EXERCISE
Please transcribe the lines below exactly, from the first one through the line containing "provider-contact-table[interactable]: Name Contact".
-- Begin DATA ENTRIES --
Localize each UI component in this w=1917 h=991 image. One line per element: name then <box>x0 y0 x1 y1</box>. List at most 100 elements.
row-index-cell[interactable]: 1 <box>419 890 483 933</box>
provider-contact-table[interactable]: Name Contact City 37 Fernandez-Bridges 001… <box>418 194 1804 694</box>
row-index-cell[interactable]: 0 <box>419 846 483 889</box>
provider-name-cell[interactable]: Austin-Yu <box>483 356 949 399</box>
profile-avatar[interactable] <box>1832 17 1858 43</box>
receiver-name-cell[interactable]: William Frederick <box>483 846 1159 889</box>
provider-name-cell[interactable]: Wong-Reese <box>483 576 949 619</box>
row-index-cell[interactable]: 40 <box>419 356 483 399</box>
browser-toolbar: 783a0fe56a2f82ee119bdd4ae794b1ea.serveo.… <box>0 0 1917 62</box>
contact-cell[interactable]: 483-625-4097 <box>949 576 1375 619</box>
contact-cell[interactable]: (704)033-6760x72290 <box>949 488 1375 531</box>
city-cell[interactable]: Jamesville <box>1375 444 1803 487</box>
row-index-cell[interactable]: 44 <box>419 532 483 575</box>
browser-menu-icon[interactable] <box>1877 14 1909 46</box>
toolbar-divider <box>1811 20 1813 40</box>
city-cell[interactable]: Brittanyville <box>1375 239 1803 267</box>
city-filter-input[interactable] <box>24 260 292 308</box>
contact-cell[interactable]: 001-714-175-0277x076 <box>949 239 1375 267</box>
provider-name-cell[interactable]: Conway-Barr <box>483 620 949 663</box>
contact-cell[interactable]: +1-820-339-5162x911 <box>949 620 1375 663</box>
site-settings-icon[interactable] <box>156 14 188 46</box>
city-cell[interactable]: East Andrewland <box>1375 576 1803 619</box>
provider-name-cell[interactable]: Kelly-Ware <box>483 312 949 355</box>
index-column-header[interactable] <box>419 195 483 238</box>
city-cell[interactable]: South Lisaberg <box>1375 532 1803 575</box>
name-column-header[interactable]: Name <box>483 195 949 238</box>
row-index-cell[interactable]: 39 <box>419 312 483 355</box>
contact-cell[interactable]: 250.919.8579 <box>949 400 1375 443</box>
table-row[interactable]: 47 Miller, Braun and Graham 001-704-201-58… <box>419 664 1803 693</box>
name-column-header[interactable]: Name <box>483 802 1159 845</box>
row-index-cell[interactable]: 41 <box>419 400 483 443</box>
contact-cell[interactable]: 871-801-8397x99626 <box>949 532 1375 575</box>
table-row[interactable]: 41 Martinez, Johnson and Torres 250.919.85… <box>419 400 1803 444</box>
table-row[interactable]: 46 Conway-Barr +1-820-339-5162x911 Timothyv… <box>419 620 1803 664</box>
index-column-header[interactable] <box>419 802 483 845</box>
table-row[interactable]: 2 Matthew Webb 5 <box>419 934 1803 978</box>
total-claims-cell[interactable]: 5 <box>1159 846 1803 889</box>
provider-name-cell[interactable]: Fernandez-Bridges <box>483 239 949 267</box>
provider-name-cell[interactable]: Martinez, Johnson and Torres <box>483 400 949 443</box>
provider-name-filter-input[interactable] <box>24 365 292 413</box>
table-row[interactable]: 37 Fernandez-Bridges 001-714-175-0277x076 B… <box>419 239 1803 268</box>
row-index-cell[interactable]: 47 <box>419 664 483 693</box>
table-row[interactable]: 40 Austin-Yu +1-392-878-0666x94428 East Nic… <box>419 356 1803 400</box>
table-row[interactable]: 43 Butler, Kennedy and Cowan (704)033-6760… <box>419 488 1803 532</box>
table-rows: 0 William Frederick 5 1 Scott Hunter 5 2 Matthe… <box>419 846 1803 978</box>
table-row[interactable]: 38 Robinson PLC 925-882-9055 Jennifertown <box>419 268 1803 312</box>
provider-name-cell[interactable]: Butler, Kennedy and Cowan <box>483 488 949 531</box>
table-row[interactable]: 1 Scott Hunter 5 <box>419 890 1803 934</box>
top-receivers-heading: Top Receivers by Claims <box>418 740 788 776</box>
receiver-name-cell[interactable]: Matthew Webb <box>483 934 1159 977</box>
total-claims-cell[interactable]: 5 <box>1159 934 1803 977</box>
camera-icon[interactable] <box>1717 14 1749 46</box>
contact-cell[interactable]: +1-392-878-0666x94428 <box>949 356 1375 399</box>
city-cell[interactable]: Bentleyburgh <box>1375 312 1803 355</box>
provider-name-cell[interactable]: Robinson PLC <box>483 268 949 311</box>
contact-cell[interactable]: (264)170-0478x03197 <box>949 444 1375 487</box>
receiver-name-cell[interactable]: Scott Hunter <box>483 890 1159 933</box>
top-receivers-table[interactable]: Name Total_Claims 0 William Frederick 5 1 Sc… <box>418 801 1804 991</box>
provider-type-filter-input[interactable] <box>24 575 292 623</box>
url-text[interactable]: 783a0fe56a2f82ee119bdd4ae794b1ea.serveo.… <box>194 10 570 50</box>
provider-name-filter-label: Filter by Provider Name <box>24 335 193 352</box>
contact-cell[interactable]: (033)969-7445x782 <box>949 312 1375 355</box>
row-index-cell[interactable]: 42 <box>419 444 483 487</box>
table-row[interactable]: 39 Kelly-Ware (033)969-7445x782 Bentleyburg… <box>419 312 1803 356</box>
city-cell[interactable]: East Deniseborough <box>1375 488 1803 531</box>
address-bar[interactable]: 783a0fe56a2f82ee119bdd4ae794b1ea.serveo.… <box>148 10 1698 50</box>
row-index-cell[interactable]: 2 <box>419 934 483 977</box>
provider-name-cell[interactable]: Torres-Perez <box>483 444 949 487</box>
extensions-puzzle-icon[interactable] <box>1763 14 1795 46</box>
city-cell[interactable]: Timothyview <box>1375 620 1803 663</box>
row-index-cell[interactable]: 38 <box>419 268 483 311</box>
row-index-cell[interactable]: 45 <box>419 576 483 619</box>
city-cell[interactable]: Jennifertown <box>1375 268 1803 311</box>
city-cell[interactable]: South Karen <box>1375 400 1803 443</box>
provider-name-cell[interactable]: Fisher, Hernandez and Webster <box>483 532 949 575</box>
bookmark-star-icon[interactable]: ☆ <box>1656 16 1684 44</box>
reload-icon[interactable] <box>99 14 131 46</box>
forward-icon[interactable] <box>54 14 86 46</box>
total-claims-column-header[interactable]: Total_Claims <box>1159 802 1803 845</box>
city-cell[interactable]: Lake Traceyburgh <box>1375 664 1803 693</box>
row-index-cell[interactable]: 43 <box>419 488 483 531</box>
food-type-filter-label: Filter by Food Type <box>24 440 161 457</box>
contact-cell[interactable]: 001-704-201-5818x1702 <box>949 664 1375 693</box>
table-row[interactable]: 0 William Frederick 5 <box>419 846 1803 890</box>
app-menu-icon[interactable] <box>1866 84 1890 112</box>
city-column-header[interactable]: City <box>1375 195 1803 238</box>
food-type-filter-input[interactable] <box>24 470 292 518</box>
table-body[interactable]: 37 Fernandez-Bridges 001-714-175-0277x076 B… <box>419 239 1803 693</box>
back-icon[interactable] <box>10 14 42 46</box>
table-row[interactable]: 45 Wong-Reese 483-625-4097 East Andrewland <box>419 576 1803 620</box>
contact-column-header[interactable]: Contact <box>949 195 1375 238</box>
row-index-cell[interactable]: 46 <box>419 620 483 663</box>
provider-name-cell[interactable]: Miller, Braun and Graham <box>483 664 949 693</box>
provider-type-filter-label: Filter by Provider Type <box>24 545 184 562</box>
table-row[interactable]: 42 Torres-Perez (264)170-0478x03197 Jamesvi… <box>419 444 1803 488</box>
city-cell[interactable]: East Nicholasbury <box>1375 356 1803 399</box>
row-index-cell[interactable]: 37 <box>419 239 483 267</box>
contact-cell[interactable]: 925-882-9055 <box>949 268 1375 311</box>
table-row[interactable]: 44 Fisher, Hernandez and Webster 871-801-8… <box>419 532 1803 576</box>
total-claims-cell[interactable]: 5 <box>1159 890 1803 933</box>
-- End DATA ENTRIES --
THE SOLUTION
Localize each UI component in this w=1917 h=991 image. One line per element: name then <box>x0 y0 x1 y1</box>. List at most 100 elements.
row-index-cell[interactable]: 1 <box>419 890 483 933</box>
provider-contact-table[interactable]: Name Contact City 37 Fernandez-Bridges 001… <box>418 194 1804 694</box>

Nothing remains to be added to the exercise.